— Begin —

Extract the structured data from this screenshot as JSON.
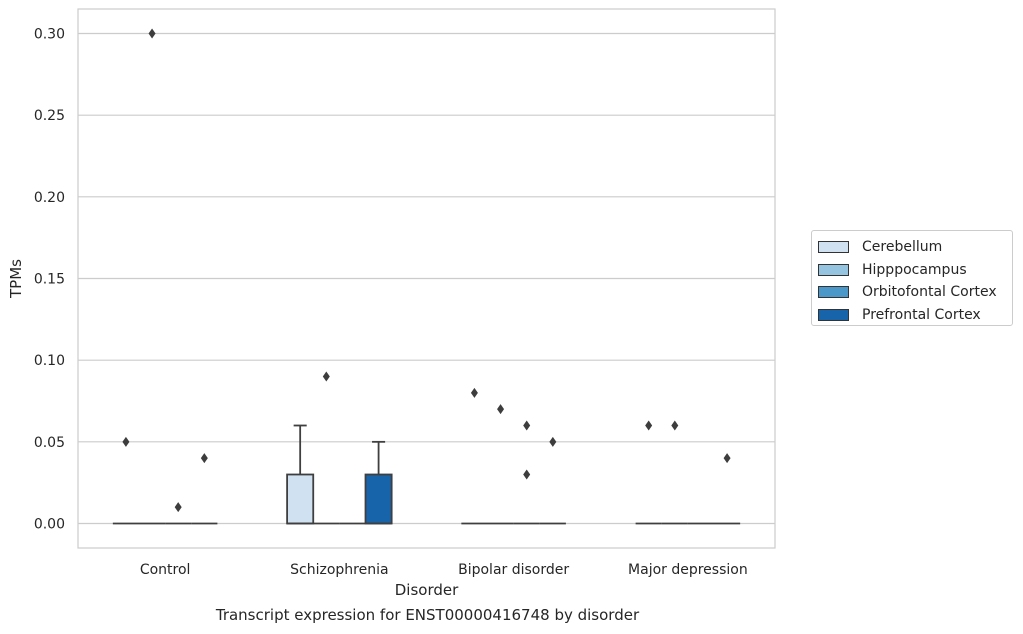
{
  "caption": "Transcript expression for ENST00000416748 by disorder",
  "chart_data": {
    "type": "box",
    "xlabel": "Disorder",
    "ylabel": "TPMs",
    "ylim": [
      -0.015,
      0.315
    ],
    "yticks": [
      0.0,
      0.05,
      0.1,
      0.15,
      0.2,
      0.25,
      0.3
    ],
    "ytick_labels": [
      "0.00",
      "0.05",
      "0.10",
      "0.15",
      "0.20",
      "0.25",
      "0.30"
    ],
    "categories": [
      "Control",
      "Schizophrenia",
      "Bipolar disorder",
      "Major depression"
    ],
    "grid": "horizontal",
    "legend_position": "right",
    "series": [
      {
        "name": "Cerebellum",
        "color": "#d0e1f2",
        "boxes": [
          {
            "q1": 0,
            "median": 0,
            "q3": 0,
            "whislo": 0,
            "whishi": 0,
            "fliers": [
              0.05
            ]
          },
          {
            "q1": 0,
            "median": 0,
            "q3": 0.03,
            "whislo": 0,
            "whishi": 0.06,
            "fliers": []
          },
          {
            "q1": 0,
            "median": 0,
            "q3": 0,
            "whislo": 0,
            "whishi": 0,
            "fliers": [
              0.08
            ]
          },
          {
            "q1": 0,
            "median": 0,
            "q3": 0,
            "whislo": 0,
            "whishi": 0,
            "fliers": [
              0.06
            ]
          }
        ]
      },
      {
        "name": "Hipppocampus",
        "color": "#94c4df",
        "boxes": [
          {
            "q1": 0,
            "median": 0,
            "q3": 0,
            "whislo": 0,
            "whishi": 0,
            "fliers": [
              0.3
            ]
          },
          {
            "q1": 0,
            "median": 0,
            "q3": 0,
            "whislo": 0,
            "whishi": 0,
            "fliers": [
              0.09
            ]
          },
          {
            "q1": 0,
            "median": 0,
            "q3": 0,
            "whislo": 0,
            "whishi": 0,
            "fliers": [
              0.07
            ]
          },
          {
            "q1": 0,
            "median": 0,
            "q3": 0,
            "whislo": 0,
            "whishi": 0,
            "fliers": [
              0.06
            ]
          }
        ]
      },
      {
        "name": "Orbitofontal Cortex",
        "color": "#4a98c9",
        "boxes": [
          {
            "q1": 0,
            "median": 0,
            "q3": 0,
            "whislo": 0,
            "whishi": 0,
            "fliers": [
              0.01
            ]
          },
          {
            "q1": 0,
            "median": 0,
            "q3": 0,
            "whislo": 0,
            "whishi": 0,
            "fliers": []
          },
          {
            "q1": 0,
            "median": 0,
            "q3": 0,
            "whislo": 0,
            "whishi": 0,
            "fliers": [
              0.06,
              0.03
            ]
          },
          {
            "q1": 0,
            "median": 0,
            "q3": 0,
            "whislo": 0,
            "whishi": 0,
            "fliers": []
          }
        ]
      },
      {
        "name": "Prefrontal Cortex",
        "color": "#1764ab",
        "boxes": [
          {
            "q1": 0,
            "median": 0,
            "q3": 0,
            "whislo": 0,
            "whishi": 0,
            "fliers": [
              0.04
            ]
          },
          {
            "q1": 0,
            "median": 0,
            "q3": 0.03,
            "whislo": 0,
            "whishi": 0.05,
            "fliers": []
          },
          {
            "q1": 0,
            "median": 0,
            "q3": 0,
            "whislo": 0,
            "whishi": 0,
            "fliers": [
              0.05
            ]
          },
          {
            "q1": 0,
            "median": 0,
            "q3": 0,
            "whislo": 0,
            "whishi": 0,
            "fliers": [
              0.04
            ]
          }
        ]
      }
    ]
  }
}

— End —

Using the listing above, say how many of its lines contain the string "color", giving nothing but the figure.

(FULL SOLUTION):
4